*** Stored records

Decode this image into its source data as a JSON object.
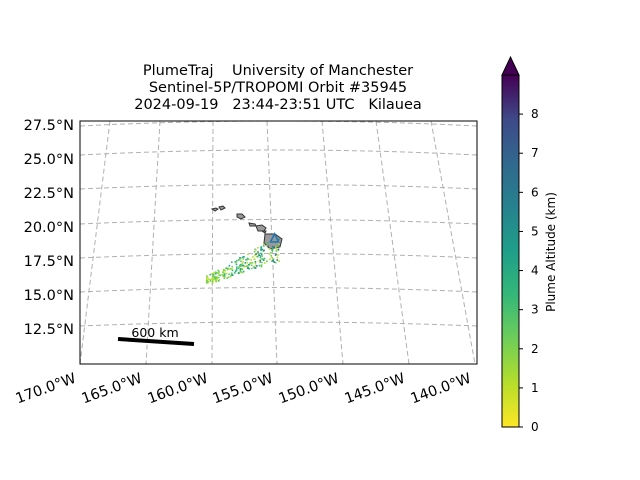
{
  "title": {
    "line1": "PlumeTraj    University of Manchester",
    "line2": "Sentinel-5P/TROPOMI Orbit #35945",
    "line3": "2024-09-19   23:44-23:51 UTC   Kilauea"
  },
  "map": {
    "lat_labels": [
      "27.5°N",
      "25.0°N",
      "22.5°N",
      "20.0°N",
      "17.5°N",
      "15.0°N",
      "12.5°N"
    ],
    "lon_labels": [
      "170.0°W",
      "165.0°W",
      "160.0°W",
      "155.0°W",
      "150.0°W",
      "145.0°W",
      "140.0°W"
    ],
    "scale_bar_label": "600 km",
    "gridlines": true
  },
  "colorbar": {
    "label": "Plume Altitude (km)",
    "ticks": [
      "0",
      "1",
      "2",
      "3",
      "4",
      "5",
      "6",
      "7",
      "8"
    ],
    "range": [
      0,
      9
    ],
    "extend": "max",
    "colormap": "viridis_r"
  },
  "chart_data": {
    "type": "scatter",
    "title": "PlumeTraj    University of Manchester / Sentinel-5P/TROPOMI Orbit #35945 / 2024-09-19   23:44-23:51 UTC   Kilauea",
    "lon_range": [
      -170,
      -140
    ],
    "lat_range": [
      10,
      27.5
    ],
    "volcano": "Kilauea",
    "plume_extent": {
      "lon": [
        -160.5,
        -155.0
      ],
      "lat": [
        16.5,
        19.5
      ]
    },
    "value_label": "Plume Altitude (km)",
    "value_range": [
      0,
      9
    ]
  }
}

******

• **Written instruction**: Generate a word-for-word copy of the preceding records, excluding all pictures.

• **Full answer**:
Decode this image into its source data as a JSON object.
{
  "title": {
    "line1": "PlumeTraj    University of Manchester",
    "line2": "Sentinel-5P/TROPOMI Orbit #35945",
    "line3": "2024-09-19   23:44-23:51 UTC   Kilauea"
  },
  "map": {
    "lat_labels": [
      "27.5°N",
      "25.0°N",
      "22.5°N",
      "20.0°N",
      "17.5°N",
      "15.0°N",
      "12.5°N"
    ],
    "lon_labels": [
      "170.0°W",
      "165.0°W",
      "160.0°W",
      "155.0°W",
      "150.0°W",
      "145.0°W",
      "140.0°W"
    ],
    "scale_bar_label": "600 km",
    "gridlines": true
  },
  "colorbar": {
    "label": "Plume Altitude (km)",
    "ticks": [
      "0",
      "1",
      "2",
      "3",
      "4",
      "5",
      "6",
      "7",
      "8"
    ],
    "range": [
      0,
      9
    ],
    "extend": "max",
    "colormap": "viridis_r"
  },
  "chart_data": {
    "type": "scatter",
    "title": "PlumeTraj    University of Manchester / Sentinel-5P/TROPOMI Orbit #35945 / 2024-09-19   23:44-23:51 UTC   Kilauea",
    "lon_range": [
      -170,
      -140
    ],
    "lat_range": [
      10,
      27.5
    ],
    "volcano": "Kilauea",
    "plume_extent": {
      "lon": [
        -160.5,
        -155.0
      ],
      "lat": [
        16.5,
        19.5
      ]
    },
    "value_label": "Plume Altitude (km)",
    "value_range": [
      0,
      9
    ]
  }
}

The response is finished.